- [Data supplied]

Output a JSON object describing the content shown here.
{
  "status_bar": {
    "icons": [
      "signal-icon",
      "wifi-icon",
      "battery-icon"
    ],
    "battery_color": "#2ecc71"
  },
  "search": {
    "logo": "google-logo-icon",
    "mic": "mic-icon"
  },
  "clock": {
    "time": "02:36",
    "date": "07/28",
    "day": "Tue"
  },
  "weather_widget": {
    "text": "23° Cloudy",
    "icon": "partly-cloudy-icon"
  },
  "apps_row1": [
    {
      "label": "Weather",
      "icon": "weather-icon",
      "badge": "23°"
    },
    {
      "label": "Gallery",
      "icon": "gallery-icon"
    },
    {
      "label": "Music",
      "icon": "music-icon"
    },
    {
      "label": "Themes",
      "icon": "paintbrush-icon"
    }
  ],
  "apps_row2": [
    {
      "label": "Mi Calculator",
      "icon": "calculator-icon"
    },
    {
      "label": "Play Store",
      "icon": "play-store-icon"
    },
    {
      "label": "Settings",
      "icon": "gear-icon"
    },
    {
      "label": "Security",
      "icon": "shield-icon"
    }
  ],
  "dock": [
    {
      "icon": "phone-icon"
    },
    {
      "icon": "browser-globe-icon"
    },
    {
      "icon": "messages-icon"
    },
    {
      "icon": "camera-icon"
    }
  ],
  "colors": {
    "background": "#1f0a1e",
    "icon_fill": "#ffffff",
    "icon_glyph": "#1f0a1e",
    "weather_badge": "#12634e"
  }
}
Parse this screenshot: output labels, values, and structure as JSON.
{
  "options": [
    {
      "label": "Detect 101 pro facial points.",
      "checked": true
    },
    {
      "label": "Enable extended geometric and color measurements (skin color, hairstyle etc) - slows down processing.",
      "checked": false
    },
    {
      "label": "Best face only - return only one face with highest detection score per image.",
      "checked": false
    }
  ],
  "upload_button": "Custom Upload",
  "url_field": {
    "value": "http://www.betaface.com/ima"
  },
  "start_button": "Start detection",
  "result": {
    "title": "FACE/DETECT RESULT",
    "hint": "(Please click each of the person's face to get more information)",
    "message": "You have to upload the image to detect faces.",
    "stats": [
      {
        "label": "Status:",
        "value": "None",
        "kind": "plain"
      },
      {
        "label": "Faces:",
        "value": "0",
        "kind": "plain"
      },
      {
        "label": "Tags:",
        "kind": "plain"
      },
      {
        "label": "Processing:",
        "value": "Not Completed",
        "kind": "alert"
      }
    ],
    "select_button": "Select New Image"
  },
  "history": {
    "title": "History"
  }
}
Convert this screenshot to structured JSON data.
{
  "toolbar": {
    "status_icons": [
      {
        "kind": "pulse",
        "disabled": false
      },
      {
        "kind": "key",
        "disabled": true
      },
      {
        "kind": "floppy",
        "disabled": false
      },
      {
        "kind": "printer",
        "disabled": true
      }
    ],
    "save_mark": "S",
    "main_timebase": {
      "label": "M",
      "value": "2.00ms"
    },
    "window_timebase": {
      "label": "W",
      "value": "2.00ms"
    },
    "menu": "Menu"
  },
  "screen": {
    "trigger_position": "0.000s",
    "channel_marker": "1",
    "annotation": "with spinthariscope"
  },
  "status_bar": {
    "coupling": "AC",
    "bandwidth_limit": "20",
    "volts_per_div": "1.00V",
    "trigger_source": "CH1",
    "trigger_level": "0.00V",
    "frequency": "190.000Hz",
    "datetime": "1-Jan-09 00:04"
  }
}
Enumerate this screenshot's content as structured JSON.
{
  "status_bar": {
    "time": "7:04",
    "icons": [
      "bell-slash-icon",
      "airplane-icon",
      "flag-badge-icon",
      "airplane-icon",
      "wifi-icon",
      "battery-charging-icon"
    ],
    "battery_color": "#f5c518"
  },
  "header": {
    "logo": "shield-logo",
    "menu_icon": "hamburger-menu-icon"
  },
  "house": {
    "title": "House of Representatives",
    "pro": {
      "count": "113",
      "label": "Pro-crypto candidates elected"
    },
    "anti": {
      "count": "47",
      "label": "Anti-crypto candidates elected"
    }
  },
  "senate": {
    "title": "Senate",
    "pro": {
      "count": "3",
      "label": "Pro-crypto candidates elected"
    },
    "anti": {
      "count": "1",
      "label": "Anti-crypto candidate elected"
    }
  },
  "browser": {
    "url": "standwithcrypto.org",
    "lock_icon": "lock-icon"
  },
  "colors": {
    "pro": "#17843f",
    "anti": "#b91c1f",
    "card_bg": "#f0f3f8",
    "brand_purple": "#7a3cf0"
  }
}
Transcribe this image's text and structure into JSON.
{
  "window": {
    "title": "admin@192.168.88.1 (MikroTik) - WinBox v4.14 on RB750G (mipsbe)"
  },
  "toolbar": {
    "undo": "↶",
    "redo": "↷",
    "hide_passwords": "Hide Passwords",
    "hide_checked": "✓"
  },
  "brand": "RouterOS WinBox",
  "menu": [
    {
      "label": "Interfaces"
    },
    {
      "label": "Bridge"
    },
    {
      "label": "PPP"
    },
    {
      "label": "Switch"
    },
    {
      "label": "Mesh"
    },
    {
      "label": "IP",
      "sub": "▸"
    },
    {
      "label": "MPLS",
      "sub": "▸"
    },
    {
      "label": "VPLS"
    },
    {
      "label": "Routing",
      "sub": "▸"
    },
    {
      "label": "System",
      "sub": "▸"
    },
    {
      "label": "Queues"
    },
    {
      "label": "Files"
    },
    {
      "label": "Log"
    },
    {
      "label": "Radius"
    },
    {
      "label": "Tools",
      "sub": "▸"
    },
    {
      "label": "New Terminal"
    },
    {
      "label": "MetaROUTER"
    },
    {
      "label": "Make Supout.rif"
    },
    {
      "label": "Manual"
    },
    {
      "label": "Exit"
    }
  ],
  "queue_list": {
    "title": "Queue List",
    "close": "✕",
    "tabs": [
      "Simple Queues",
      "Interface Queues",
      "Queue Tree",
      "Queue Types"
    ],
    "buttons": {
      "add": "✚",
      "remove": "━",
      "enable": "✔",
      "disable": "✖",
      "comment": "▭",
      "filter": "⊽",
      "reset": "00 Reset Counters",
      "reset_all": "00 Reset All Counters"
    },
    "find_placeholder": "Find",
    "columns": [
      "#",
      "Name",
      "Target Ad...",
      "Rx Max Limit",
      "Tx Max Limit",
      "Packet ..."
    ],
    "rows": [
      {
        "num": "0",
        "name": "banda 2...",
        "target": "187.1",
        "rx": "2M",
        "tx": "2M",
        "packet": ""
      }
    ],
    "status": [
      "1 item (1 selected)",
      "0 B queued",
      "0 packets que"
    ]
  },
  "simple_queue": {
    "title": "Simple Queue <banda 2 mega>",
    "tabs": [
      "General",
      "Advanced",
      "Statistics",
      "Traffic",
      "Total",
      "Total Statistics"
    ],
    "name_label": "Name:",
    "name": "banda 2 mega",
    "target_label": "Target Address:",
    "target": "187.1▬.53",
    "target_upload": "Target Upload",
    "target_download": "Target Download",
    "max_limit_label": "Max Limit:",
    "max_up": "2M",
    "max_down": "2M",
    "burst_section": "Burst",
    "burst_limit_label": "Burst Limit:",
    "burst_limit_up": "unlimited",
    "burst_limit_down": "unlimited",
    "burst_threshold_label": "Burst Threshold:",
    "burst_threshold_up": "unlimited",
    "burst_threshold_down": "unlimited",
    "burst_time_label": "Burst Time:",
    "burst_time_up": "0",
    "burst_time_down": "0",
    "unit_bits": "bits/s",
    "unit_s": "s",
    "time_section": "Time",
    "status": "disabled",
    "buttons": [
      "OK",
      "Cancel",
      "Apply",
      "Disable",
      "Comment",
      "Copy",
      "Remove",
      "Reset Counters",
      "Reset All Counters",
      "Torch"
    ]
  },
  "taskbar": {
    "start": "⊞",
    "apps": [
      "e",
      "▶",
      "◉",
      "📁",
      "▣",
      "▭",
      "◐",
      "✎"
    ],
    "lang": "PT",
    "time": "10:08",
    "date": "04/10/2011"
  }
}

- [Short problem] Scan the listing above. Gather each line that contains the word "menu".

- [Solved exercise]
    "menu": "Menu"
    "menu_icon": "hamburger-menu-icon"
  "menu": [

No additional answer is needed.